GIVEN PROBLEM: Reproduce the material exactly, omitting nothing.

ROWS:
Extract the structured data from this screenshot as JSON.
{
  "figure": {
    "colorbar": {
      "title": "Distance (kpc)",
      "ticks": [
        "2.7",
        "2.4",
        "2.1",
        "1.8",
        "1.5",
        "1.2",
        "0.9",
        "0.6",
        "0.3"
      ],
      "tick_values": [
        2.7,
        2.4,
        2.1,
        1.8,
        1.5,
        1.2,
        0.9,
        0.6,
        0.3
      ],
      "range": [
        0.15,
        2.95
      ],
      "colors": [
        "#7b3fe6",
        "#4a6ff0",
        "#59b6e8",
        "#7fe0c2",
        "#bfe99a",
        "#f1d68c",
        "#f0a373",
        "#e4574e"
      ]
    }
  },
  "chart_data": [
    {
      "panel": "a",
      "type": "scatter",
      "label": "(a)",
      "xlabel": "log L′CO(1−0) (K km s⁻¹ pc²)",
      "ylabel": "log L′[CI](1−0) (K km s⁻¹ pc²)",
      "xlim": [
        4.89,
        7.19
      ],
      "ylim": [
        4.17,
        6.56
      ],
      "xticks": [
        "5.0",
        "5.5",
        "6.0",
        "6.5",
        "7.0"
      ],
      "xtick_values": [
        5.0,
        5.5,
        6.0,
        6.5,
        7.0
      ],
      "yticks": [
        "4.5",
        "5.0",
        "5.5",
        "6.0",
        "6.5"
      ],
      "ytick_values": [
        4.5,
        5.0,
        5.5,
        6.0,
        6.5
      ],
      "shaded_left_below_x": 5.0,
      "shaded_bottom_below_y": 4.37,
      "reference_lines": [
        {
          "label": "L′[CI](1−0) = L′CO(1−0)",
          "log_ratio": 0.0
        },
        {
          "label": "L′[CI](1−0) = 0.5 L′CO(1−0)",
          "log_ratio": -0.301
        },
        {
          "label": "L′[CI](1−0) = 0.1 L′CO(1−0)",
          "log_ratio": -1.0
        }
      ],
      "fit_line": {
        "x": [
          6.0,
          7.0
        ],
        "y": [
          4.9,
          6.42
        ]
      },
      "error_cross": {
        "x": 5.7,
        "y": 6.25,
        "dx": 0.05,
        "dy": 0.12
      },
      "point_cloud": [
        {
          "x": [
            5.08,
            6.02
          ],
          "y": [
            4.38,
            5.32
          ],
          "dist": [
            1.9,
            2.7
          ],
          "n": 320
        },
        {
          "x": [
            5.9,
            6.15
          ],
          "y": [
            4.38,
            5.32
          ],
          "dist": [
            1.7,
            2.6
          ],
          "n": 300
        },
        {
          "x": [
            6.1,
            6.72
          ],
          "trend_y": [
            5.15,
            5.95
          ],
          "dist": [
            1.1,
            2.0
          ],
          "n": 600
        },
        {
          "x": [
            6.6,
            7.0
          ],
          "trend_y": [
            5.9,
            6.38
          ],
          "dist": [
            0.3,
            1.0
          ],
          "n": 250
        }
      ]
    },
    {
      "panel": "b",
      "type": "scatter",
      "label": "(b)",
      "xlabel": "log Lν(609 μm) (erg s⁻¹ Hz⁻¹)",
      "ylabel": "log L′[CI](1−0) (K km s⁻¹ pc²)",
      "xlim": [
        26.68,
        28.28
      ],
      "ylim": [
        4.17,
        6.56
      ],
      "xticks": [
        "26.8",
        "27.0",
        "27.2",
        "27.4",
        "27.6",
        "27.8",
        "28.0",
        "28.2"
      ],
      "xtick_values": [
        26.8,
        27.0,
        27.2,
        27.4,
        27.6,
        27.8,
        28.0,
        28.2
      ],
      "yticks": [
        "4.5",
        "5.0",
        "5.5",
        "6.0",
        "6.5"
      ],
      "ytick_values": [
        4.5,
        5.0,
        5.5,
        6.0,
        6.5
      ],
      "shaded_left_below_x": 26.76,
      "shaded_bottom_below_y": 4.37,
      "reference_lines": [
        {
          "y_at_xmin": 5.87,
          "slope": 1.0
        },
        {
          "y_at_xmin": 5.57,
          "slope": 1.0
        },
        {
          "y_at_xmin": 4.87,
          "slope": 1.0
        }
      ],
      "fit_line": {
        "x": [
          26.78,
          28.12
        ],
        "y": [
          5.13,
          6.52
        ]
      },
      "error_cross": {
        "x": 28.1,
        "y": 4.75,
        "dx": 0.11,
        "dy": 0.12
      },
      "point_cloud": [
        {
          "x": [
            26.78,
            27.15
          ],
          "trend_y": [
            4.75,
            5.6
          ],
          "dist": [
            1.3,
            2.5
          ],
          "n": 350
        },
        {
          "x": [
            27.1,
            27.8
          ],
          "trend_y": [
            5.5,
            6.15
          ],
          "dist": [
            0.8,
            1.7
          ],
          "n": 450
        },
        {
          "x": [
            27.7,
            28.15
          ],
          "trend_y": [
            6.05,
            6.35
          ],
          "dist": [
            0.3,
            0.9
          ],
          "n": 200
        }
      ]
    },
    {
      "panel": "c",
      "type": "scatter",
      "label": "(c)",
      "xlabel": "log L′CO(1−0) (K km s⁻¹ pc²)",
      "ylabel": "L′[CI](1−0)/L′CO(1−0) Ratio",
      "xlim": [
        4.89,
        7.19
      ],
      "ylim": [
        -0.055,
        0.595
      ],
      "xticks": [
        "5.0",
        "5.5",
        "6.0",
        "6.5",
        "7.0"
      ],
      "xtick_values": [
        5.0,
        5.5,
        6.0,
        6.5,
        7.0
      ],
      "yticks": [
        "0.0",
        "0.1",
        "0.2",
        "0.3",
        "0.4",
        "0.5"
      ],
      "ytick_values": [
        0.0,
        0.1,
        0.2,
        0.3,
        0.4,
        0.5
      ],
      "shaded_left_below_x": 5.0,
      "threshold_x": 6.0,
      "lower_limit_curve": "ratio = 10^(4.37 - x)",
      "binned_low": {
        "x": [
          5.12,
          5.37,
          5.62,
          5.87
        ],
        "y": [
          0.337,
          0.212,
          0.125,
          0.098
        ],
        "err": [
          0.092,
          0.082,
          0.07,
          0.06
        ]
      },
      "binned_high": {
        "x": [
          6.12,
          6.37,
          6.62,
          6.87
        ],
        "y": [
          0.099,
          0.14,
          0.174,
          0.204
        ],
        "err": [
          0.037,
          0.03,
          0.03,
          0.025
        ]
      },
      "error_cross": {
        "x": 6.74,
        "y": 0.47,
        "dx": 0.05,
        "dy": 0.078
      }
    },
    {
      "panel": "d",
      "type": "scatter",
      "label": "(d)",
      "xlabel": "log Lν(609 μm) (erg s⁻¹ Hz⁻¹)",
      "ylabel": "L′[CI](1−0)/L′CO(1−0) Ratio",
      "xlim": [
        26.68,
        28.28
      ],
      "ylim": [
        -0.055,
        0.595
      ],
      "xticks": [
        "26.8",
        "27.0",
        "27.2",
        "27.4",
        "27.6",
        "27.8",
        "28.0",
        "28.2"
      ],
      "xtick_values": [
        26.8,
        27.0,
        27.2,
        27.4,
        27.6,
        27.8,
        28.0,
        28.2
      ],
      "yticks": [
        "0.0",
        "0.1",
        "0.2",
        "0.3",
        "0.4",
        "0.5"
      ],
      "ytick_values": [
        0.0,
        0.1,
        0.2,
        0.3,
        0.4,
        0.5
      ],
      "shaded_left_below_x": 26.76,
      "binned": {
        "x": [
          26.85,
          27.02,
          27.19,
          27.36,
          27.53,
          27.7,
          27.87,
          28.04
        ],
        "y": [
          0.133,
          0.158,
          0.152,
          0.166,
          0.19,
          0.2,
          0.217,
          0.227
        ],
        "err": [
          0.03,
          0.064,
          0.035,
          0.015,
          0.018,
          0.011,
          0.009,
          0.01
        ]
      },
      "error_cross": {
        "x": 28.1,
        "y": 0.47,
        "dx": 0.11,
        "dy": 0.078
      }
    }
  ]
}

EXERCISE RESULT:
Extract the structured data from this screenshot as JSON.
{
  "figure": {
    "colorbar": {
      "title": "Distance (kpc)",
      "ticks": [
        "2.7",
        "2.4",
        "2.1",
        "1.8",
        "1.5",
        "1.2",
        "0.9",
        "0.6",
        "0.3"
      ],
      "tick_values": [
        2.7,
        2.4,
        2.1,
        1.8,
        1.5,
        1.2,
        0.9,
        0.6,
        0.3
      ],
      "range": [
        0.15,
        2.95
      ],
      "colors": [
        "#7b3fe6",
        "#4a6ff0",
        "#59b6e8",
        "#7fe0c2",
        "#bfe99a",
        "#f1d68c",
        "#f0a373",
        "#e4574e"
      ]
    }
  },
  "chart_data": [
    {
      "panel": "a",
      "type": "scatter",
      "label": "(a)",
      "xlabel": "log L′CO(1−0) (K km s⁻¹ pc²)",
      "ylabel": "log L′[CI](1−0) (K km s⁻¹ pc²)",
      "xlim": [
        4.89,
        7.19
      ],
      "ylim": [
        4.17,
        6.56
      ],
      "xticks": [
        "5.0",
        "5.5",
        "6.0",
        "6.5",
        "7.0"
      ],
      "xtick_values": [
        5.0,
        5.5,
        6.0,
        6.5,
        7.0
      ],
      "yticks": [
        "4.5",
        "5.0",
        "5.5",
        "6.0",
        "6.5"
      ],
      "ytick_values": [
        4.5,
        5.0,
        5.5,
        6.0,
        6.5
      ],
      "shaded_left_below_x": 5.0,
      "shaded_bottom_below_y": 4.37,
      "reference_lines": [
        {
          "label": "L′[CI](1−0) = L′CO(1−0)",
          "log_ratio": 0.0
        },
        {
          "label": "L′[CI](1−0) = 0.5 L′CO(1−0)",
          "log_ratio": -0.301
        },
        {
          "label": "L′[CI](1−0) = 0.1 L′CO(1−0)",
          "log_ratio": -1.0
        }
      ],
      "fit_line": {
        "x": [
          6.0,
          7.0
        ],
        "y": [
          4.9,
          6.42
        ]
      },
      "error_cross": {
        "x": 5.7,
        "y": 6.25,
        "dx": 0.05,
        "dy": 0.12
      },
      "point_cloud": [
        {
          "x": [
            5.08,
            6.02
          ],
          "y": [
            4.38,
            5.32
          ],
          "dist": [
            1.9,
            2.7
          ],
          "n": 320
        },
        {
          "x": [
            5.9,
            6.15
          ],
          "y": [
            4.38,
            5.32
          ],
          "dist": [
            1.7,
            2.6
          ],
          "n": 300
        },
        {
          "x": [
            6.1,
            6.72
          ],
          "trend_y": [
            5.15,
            5.95
          ],
          "dist": [
            1.1,
            2.0
          ],
          "n": 600
        },
        {
          "x": [
            6.6,
            7.0
          ],
          "trend_y": [
            5.9,
            6.38
          ],
          "dist": [
            0.3,
            1.0
          ],
          "n": 250
        }
      ]
    },
    {
      "panel": "b",
      "type": "scatter",
      "label": "(b)",
      "xlabel": "log Lν(609 μm) (erg s⁻¹ Hz⁻¹)",
      "ylabel": "log L′[CI](1−0) (K km s⁻¹ pc²)",
      "xlim": [
        26.68,
        28.28
      ],
      "ylim": [
        4.17,
        6.56
      ],
      "xticks": [
        "26.8",
        "27.0",
        "27.2",
        "27.4",
        "27.6",
        "27.8",
        "28.0",
        "28.2"
      ],
      "xtick_values": [
        26.8,
        27.0,
        27.2,
        27.4,
        27.6,
        27.8,
        28.0,
        28.2
      ],
      "yticks": [
        "4.5",
        "5.0",
        "5.5",
        "6.0",
        "6.5"
      ],
      "ytick_values": [
        4.5,
        5.0,
        5.5,
        6.0,
        6.5
      ],
      "shaded_left_below_x": 26.76,
      "shaded_bottom_below_y": 4.37,
      "reference_lines": [
        {
          "y_at_xmin": 5.87,
          "slope": 1.0
        },
        {
          "y_at_xmin": 5.57,
          "slope": 1.0
        },
        {
          "y_at_xmin": 4.87,
          "slope": 1.0
        }
      ],
      "fit_line": {
        "x": [
          26.78,
          28.12
        ],
        "y": [
          5.13,
          6.52
        ]
      },
      "error_cross": {
        "x": 28.1,
        "y": 4.75,
        "dx": 0.11,
        "dy": 0.12
      },
      "point_cloud": [
        {
          "x": [
            26.78,
            27.15
          ],
          "trend_y": [
            4.75,
            5.6
          ],
          "dist": [
            1.3,
            2.5
          ],
          "n": 350
        },
        {
          "x": [
            27.1,
            27.8
          ],
          "trend_y": [
            5.5,
            6.15
          ],
          "dist": [
            0.8,
            1.7
          ],
          "n": 450
        },
        {
          "x": [
            27.7,
            28.15
          ],
          "trend_y": [
            6.05,
            6.35
          ],
          "dist": [
            0.3,
            0.9
          ],
          "n": 200
        }
      ]
    },
    {
      "panel": "c",
      "type": "scatter",
      "label": "(c)",
      "xlabel": "log L′CO(1−0) (K km s⁻¹ pc²)",
      "ylabel": "L′[CI](1−0)/L′CO(1−0) Ratio",
      "xlim": [
        4.89,
        7.19
      ],
      "ylim": [
        -0.055,
        0.595
      ],
      "xticks": [
        "5.0",
        "5.5",
        "6.0",
        "6.5",
        "7.0"
      ],
      "xtick_values": [
        5.0,
        5.5,
        6.0,
        6.5,
        7.0
      ],
      "yticks": [
        "0.0",
        "0.1",
        "0.2",
        "0.3",
        "0.4",
        "0.5"
      ],
      "ytick_values": [
        0.0,
        0.1,
        0.2,
        0.3,
        0.4,
        0.5
      ],
      "shaded_left_below_x": 5.0,
      "threshold_x": 6.0,
      "lower_limit_curve": "ratio = 10^(4.37 - x)",
      "binned_low": {
        "x": [
          5.12,
          5.37,
          5.62,
          5.87
        ],
        "y": [
          0.337,
          0.212,
          0.125,
          0.098
        ],
        "err": [
          0.092,
          0.082,
          0.07,
          0.06
        ]
      },
      "binned_high": {
        "x": [
          6.12,
          6.37,
          6.62,
          6.87
        ],
        "y": [
          0.099,
          0.14,
          0.174,
          0.204
        ],
        "err": [
          0.037,
          0.03,
          0.03,
          0.025
        ]
      },
      "error_cross": {
        "x": 6.74,
        "y": 0.47,
        "dx": 0.05,
        "dy": 0.078
      }
    },
    {
      "panel": "d",
      "type": "scatter",
      "label": "(d)",
      "xlabel": "log Lν(609 μm) (erg s⁻¹ Hz⁻¹)",
      "ylabel": "L′[CI](1−0)/L′CO(1−0) Ratio",
      "xlim": [
        26.68,
        28.28
      ],
      "ylim": [
        -0.055,
        0.595
      ],
      "xticks": [
        "26.8",
        "27.0",
        "27.2",
        "27.4",
        "27.6",
        "27.8",
        "28.0",
        "28.2"
      ],
      "xtick_values": [
        26.8,
        27.0,
        27.2,
        27.4,
        27.6,
        27.8,
        28.0,
        28.2
      ],
      "yticks": [
        "0.0",
        "0.1",
        "0.2",
        "0.3",
        "0.4",
        "0.5"
      ],
      "ytick_values": [
        0.0,
        0.1,
        0.2,
        0.3,
        0.4,
        0.5
      ],
      "shaded_left_below_x": 26.76,
      "binned": {
        "x": [
          26.85,
          27.02,
          27.19,
          27.36,
          27.53,
          27.7,
          27.87,
          28.04
        ],
        "y": [
          0.133,
          0.158,
          0.152,
          0.166,
          0.19,
          0.2,
          0.217,
          0.227
        ],
        "err": [
          0.03,
          0.064,
          0.035,
          0.015,
          0.018,
          0.011,
          0.009,
          0.01
        ]
      },
      "error_cross": {
        "x": 28.1,
        "y": 0.47,
        "dx": 0.11,
        "dy": 0.078
      }
    }
  ]
}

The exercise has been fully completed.